[Toplanan veri kayıtları]
-=-=-

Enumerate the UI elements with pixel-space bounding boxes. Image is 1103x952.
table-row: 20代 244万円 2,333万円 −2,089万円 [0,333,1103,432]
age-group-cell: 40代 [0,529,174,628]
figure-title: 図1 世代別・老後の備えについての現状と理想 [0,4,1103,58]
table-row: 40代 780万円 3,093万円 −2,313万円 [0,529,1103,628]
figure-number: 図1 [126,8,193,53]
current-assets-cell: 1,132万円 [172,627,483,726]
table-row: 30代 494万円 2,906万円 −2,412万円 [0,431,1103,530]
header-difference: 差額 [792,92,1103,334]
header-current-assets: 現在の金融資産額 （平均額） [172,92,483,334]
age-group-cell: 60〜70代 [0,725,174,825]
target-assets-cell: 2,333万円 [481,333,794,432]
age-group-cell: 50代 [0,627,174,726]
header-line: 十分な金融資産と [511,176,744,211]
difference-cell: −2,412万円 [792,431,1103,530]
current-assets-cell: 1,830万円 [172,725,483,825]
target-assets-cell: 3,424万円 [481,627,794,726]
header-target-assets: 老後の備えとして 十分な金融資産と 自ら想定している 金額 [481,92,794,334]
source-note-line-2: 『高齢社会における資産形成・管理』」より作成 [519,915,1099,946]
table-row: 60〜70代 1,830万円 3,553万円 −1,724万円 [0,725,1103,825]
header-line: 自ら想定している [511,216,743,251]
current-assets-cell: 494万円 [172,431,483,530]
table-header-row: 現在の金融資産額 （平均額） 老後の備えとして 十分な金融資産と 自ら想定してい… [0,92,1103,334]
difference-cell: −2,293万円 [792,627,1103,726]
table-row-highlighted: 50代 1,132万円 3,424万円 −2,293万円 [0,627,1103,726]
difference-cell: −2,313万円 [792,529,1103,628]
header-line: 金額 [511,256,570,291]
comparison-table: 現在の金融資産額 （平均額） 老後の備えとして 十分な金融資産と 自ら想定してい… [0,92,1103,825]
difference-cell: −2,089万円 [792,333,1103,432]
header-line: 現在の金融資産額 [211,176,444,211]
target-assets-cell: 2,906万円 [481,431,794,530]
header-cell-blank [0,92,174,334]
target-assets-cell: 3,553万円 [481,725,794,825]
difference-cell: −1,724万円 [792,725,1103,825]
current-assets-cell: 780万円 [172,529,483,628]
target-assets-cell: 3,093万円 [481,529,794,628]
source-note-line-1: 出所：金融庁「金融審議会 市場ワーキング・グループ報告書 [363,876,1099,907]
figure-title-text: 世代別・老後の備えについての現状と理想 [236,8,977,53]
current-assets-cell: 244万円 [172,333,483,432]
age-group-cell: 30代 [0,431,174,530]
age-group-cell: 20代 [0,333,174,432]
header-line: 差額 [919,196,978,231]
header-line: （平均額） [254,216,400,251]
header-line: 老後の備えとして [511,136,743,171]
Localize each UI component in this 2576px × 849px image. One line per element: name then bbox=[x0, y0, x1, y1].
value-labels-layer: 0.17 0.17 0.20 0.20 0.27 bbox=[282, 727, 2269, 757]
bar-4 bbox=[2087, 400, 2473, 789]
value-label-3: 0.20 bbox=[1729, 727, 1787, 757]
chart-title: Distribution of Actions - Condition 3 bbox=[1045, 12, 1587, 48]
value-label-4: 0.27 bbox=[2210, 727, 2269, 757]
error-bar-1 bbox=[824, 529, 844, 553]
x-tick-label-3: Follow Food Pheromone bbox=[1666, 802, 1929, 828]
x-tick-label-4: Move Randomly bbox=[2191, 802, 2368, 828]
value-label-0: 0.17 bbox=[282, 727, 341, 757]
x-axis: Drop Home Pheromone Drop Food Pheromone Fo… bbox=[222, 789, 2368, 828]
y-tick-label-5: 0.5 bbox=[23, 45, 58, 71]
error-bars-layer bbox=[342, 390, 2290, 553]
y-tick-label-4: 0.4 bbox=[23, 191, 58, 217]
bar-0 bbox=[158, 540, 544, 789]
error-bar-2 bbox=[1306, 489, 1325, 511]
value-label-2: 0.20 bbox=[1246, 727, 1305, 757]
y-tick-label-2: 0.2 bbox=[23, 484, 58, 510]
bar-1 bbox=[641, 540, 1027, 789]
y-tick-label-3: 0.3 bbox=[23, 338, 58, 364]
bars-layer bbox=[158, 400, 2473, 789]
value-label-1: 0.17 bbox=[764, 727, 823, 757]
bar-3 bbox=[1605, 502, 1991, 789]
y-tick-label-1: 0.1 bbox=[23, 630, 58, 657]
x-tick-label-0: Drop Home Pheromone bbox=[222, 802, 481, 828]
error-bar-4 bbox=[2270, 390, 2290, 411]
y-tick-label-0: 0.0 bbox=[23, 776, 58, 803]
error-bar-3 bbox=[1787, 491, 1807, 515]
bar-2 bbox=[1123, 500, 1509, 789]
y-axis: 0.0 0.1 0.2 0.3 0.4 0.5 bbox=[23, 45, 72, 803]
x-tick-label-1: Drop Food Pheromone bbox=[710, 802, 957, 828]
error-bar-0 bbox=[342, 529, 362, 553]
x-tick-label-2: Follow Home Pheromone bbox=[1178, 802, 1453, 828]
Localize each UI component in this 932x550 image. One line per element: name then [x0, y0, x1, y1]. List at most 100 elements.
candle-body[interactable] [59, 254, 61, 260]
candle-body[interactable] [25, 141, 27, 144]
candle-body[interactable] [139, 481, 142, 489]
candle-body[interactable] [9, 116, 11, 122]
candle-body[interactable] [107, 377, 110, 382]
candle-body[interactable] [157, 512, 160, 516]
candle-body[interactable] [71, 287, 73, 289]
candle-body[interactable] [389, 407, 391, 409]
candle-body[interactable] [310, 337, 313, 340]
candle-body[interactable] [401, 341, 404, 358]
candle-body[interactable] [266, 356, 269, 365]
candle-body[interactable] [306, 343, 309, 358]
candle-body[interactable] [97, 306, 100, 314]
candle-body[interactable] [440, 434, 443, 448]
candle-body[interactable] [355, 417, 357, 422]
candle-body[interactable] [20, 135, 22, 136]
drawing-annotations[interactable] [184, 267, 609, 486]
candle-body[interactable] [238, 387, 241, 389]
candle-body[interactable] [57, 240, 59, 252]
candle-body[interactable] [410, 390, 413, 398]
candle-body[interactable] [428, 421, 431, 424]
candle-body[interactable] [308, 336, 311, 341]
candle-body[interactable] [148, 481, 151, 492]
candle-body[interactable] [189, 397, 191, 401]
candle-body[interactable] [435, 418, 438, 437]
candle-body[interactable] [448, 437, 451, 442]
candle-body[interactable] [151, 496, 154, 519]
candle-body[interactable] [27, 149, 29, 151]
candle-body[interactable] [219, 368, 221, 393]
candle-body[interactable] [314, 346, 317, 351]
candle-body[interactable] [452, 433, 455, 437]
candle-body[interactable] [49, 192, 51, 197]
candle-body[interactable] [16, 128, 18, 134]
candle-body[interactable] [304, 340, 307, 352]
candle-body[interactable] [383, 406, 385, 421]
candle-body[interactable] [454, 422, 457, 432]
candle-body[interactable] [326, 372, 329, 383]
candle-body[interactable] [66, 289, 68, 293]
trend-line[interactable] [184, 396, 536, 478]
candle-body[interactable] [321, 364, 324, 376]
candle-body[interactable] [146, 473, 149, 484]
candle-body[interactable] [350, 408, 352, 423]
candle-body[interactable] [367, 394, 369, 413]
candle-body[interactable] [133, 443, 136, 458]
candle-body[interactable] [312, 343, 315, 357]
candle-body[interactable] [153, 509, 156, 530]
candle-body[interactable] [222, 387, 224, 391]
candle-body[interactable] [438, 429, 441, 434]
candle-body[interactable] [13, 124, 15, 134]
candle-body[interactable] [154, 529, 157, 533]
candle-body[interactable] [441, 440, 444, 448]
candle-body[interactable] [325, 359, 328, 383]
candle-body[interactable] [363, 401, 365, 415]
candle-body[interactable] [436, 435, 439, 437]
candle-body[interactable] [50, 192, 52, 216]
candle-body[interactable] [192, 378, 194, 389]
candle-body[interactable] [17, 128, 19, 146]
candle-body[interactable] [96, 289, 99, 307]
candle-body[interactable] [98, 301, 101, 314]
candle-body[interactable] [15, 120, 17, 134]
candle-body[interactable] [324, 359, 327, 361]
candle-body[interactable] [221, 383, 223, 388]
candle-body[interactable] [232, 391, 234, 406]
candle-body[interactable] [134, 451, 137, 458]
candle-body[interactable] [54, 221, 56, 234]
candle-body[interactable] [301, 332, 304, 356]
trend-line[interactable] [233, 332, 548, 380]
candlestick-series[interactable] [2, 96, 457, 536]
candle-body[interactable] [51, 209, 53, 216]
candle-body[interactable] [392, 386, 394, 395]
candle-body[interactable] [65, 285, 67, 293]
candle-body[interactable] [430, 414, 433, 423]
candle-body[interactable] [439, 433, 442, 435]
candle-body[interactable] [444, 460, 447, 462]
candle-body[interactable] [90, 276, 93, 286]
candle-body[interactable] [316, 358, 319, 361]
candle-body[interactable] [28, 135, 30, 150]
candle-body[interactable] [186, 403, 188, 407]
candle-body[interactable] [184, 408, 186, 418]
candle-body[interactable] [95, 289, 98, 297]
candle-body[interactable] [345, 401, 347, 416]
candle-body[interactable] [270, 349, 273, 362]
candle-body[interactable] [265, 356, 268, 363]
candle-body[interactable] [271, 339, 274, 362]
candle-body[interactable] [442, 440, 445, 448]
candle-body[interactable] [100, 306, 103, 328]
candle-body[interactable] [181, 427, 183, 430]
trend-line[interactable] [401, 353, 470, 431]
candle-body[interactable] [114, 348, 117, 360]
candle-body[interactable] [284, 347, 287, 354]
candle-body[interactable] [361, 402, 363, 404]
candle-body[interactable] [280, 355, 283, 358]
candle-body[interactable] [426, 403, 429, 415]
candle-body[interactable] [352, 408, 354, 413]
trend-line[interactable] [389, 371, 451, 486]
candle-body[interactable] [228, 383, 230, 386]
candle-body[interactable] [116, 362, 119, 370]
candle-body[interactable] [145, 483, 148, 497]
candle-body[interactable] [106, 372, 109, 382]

-=-=-

- Görev ayrıntıları: Malzemenin başından "bar-4 bbox=[2087, 400, 2473, 789]" geçen satıra kadar olan satırları, o satır da dahil, yeniden yaz ve içlerindeki "comparison-table" ifadesini "summary-table" ile değiştir. Geri kalan her şey aynı kalsın.

- Görev çıktısı:
Enumerate the UI elements with pixel-space bounding boxes. Image is 1103x952.
table-row: 20代 244万円 2,333万円 −2,089万円 [0,333,1103,432]
age-group-cell: 40代 [0,529,174,628]
figure-title: 図1 世代別・老後の備えについての現状と理想 [0,4,1103,58]
table-row: 40代 780万円 3,093万円 −2,313万円 [0,529,1103,628]
figure-number: 図1 [126,8,193,53]
current-assets-cell: 1,132万円 [172,627,483,726]
table-row: 30代 494万円 2,906万円 −2,412万円 [0,431,1103,530]
header-difference: 差額 [792,92,1103,334]
header-current-assets: 現在の金融資産額 （平均額） [172,92,483,334]
age-group-cell: 60〜70代 [0,725,174,825]
target-assets-cell: 2,333万円 [481,333,794,432]
age-group-cell: 50代 [0,627,174,726]
header-line: 十分な金融資産と [511,176,744,211]
difference-cell: −2,412万円 [792,431,1103,530]
current-assets-cell: 1,830万円 [172,725,483,825]
target-assets-cell: 3,424万円 [481,627,794,726]
header-target-assets: 老後の備えとして 十分な金融資産と 自ら想定している 金額 [481,92,794,334]
source-note-line-2: 『高齢社会における資産形成・管理』」より作成 [519,915,1099,946]
table-row: 60〜70代 1,830万円 3,553万円 −1,724万円 [0,725,1103,825]
header-line: 自ら想定している [511,216,743,251]
current-assets-cell: 494万円 [172,431,483,530]
table-header-row: 現在の金融資産額 （平均額） 老後の備えとして 十分な金融資産と 自ら想定してい… [0,92,1103,334]
difference-cell: −2,293万円 [792,627,1103,726]
table-row-highlighted: 50代 1,132万円 3,424万円 −2,293万円 [0,627,1103,726]
difference-cell: −2,313万円 [792,529,1103,628]
header-line: 金額 [511,256,570,291]
summary-table: 現在の金融資産額 （平均額） 老後の備えとして 十分な金融資産と 自ら想定してい… [0,92,1103,825]
difference-cell: −2,089万円 [792,333,1103,432]
header-line: 現在の金融資産額 [211,176,444,211]
target-assets-cell: 2,906万円 [481,431,794,530]
header-cell-blank [0,92,174,334]
target-assets-cell: 3,553万円 [481,725,794,825]
difference-cell: −1,724万円 [792,725,1103,825]
current-assets-cell: 780万円 [172,529,483,628]
target-assets-cell: 3,093万円 [481,529,794,628]
source-note-line-1: 出所：金融庁「金融審議会 市場ワーキング・グループ報告書 [363,876,1099,907]
figure-title-text: 世代別・老後の備えについての現状と理想 [236,8,977,53]
current-assets-cell: 244万円 [172,333,483,432]
age-group-cell: 30代 [0,431,174,530]
age-group-cell: 20代 [0,333,174,432]
header-line: 差額 [919,196,978,231]
header-line: （平均額） [254,216,400,251]
header-line: 老後の備えとして [511,136,743,171]
Localize each UI component in this 2576px × 849px image. One line per element: name then bbox=[x0, y0, x1, y1].
value-labels-layer: 0.17 0.17 0.20 0.20 0.27 bbox=[282, 727, 2269, 757]
bar-4 bbox=[2087, 400, 2473, 789]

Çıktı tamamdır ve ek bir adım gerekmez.